[Data for this exercise]

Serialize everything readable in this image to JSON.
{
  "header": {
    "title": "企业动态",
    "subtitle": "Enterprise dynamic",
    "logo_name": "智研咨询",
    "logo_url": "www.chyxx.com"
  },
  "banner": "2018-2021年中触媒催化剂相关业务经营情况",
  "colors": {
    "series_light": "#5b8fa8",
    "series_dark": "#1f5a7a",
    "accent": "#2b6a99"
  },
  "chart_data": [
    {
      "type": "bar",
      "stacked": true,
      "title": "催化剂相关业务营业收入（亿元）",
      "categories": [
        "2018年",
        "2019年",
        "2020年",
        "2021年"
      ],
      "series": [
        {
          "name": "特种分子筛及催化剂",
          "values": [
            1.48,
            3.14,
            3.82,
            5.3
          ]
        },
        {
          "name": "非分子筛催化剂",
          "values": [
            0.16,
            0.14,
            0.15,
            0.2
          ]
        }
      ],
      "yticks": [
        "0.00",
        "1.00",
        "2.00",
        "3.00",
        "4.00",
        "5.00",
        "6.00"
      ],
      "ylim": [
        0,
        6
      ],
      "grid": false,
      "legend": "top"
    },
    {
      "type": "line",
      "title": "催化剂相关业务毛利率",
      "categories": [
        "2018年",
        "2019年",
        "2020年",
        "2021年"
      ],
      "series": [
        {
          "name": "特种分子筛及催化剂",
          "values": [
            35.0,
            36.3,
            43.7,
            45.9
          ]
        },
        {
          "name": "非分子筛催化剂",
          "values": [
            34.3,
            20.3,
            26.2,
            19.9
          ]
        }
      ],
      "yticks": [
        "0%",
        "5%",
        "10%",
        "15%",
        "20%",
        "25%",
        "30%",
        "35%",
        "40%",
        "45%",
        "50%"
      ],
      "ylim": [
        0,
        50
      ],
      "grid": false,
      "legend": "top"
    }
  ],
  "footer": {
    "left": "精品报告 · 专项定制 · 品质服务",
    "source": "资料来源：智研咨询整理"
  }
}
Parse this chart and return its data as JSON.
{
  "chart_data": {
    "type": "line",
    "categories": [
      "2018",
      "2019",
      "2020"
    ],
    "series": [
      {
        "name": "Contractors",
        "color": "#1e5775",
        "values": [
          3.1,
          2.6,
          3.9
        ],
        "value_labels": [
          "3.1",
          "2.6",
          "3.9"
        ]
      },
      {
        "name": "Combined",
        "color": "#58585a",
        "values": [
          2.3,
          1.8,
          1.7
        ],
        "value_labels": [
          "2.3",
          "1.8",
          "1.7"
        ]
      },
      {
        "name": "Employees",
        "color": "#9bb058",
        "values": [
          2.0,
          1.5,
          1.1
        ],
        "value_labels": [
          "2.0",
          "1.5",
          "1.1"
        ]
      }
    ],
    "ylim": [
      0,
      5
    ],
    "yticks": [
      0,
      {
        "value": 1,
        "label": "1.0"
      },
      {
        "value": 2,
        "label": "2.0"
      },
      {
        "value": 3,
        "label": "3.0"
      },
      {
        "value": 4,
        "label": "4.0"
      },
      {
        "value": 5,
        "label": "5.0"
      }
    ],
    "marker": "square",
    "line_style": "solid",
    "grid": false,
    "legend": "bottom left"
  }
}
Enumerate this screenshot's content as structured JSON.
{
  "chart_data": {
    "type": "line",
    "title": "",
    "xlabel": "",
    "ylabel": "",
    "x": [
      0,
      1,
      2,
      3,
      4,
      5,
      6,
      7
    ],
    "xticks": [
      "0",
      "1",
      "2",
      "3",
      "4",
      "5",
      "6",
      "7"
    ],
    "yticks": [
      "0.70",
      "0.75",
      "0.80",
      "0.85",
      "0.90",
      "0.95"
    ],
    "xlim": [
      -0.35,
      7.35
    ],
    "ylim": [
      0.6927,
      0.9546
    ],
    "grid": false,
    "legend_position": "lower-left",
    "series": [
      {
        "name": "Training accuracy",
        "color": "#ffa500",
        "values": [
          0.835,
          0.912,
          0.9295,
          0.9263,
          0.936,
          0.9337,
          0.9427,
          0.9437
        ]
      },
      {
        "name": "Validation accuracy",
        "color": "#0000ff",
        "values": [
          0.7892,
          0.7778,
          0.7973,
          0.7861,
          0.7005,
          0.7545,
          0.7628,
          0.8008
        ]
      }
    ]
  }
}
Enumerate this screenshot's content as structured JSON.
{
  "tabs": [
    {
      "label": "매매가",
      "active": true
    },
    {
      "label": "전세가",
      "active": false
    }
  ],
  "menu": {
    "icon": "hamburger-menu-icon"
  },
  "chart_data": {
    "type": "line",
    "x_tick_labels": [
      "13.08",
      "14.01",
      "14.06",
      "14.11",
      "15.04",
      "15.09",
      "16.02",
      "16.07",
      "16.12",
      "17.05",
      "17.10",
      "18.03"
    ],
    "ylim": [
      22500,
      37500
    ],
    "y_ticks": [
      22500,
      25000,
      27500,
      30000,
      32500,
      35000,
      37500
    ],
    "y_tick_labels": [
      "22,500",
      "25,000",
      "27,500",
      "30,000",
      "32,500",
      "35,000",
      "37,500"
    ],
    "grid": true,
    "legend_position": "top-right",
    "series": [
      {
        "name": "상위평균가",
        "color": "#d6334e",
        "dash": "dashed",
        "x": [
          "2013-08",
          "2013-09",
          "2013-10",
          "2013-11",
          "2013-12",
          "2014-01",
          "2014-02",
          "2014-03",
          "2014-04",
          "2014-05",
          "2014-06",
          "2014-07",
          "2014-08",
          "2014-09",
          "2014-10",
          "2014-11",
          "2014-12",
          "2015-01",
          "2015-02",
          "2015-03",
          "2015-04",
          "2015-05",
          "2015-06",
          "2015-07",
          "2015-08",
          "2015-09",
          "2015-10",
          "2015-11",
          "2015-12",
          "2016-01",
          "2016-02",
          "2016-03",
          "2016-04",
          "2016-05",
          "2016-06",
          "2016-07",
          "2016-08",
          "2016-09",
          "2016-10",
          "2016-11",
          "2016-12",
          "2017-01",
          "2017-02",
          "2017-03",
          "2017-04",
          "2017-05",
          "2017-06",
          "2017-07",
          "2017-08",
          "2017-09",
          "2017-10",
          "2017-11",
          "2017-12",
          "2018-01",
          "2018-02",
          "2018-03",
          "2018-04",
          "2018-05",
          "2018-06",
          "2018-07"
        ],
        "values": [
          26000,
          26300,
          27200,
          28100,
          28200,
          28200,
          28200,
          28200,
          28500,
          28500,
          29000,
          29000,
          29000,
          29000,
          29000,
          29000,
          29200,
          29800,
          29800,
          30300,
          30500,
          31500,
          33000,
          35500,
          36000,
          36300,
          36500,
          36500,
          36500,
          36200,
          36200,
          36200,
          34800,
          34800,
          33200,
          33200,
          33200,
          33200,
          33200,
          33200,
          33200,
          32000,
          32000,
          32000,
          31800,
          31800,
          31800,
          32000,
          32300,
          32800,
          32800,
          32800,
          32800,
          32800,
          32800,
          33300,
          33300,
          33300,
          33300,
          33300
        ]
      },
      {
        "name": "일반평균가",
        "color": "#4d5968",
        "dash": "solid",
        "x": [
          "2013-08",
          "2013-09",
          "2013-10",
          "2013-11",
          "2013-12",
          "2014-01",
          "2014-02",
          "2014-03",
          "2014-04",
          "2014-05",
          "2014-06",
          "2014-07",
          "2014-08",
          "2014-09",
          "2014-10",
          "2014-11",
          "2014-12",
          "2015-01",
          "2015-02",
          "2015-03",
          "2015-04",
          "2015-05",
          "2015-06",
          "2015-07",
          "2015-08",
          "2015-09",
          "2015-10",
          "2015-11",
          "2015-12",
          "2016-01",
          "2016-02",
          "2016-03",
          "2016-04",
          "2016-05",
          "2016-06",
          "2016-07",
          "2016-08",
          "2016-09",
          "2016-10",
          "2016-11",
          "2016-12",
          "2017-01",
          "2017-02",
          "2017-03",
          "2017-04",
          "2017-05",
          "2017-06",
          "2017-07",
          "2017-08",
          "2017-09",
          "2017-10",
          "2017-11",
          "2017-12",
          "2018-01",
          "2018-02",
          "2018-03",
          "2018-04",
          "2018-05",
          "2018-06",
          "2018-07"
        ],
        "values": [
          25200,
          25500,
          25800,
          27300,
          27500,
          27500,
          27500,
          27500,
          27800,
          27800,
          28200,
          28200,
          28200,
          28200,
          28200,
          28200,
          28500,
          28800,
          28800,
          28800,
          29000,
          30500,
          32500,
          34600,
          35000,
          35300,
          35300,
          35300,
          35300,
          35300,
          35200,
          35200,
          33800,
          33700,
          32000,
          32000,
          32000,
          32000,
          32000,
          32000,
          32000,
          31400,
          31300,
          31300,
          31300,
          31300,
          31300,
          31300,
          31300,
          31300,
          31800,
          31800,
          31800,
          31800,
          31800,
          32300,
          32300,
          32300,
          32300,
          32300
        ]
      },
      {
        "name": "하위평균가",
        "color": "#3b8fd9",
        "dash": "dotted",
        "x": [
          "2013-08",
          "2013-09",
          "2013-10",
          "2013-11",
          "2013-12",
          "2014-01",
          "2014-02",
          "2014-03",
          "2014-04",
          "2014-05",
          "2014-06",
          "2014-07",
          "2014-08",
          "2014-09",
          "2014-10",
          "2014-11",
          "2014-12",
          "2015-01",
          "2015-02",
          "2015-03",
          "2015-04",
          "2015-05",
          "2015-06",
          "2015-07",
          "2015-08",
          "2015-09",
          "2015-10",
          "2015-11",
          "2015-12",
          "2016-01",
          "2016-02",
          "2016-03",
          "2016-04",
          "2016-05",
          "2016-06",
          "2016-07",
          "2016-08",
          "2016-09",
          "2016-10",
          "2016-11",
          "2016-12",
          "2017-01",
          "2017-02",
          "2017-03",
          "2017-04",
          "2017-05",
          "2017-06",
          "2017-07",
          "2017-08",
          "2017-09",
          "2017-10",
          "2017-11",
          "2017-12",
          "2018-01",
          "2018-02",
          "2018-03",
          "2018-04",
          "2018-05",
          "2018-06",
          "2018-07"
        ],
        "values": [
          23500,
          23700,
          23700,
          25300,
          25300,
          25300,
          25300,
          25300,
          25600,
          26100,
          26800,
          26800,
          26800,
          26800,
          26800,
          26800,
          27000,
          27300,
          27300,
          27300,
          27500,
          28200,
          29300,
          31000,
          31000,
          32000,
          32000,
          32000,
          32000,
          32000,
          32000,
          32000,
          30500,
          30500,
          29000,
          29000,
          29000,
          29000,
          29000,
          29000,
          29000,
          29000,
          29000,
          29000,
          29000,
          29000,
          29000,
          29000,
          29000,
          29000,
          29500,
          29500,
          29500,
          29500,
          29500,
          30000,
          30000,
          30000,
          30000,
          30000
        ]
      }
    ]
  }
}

[Exercise requirements] Pull out all lines from the listing that contain the string "left".

[Response to the task]
    "left": "精品报告 · 专项定制 · 品质服务",
    "legend": "bottom left"
    "legend_position": "lower-left",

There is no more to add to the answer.